### Exercise prompt
Where a line below holds the string "folder", copy that line.

### Data for the task
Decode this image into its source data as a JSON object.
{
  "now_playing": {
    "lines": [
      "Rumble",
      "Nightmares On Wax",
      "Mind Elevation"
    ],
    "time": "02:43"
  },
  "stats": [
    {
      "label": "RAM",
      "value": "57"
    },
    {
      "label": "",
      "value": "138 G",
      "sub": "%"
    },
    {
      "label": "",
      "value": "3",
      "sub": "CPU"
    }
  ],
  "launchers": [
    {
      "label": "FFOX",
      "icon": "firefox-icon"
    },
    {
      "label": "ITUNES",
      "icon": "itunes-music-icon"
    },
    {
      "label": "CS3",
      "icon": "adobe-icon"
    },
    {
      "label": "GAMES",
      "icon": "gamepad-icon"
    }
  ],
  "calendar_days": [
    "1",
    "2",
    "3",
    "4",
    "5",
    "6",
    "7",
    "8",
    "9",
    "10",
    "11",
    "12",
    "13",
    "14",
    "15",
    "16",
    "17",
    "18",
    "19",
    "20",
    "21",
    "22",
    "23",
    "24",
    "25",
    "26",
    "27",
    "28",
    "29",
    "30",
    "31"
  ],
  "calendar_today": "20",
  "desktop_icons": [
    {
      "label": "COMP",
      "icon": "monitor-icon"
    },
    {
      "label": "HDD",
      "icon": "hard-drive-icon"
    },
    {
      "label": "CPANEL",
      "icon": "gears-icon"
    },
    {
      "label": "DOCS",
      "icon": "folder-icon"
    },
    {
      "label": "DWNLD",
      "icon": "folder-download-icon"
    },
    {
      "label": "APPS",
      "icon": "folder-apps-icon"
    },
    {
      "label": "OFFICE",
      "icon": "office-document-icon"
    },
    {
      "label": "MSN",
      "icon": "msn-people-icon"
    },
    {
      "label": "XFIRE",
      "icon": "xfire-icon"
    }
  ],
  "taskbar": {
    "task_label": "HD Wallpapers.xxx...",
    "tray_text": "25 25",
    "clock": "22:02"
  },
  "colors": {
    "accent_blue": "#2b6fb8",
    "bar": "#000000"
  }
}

### Right answer
      "icon": "folder-icon"
      "icon": "folder-download-icon"
      "icon": "folder-apps-icon"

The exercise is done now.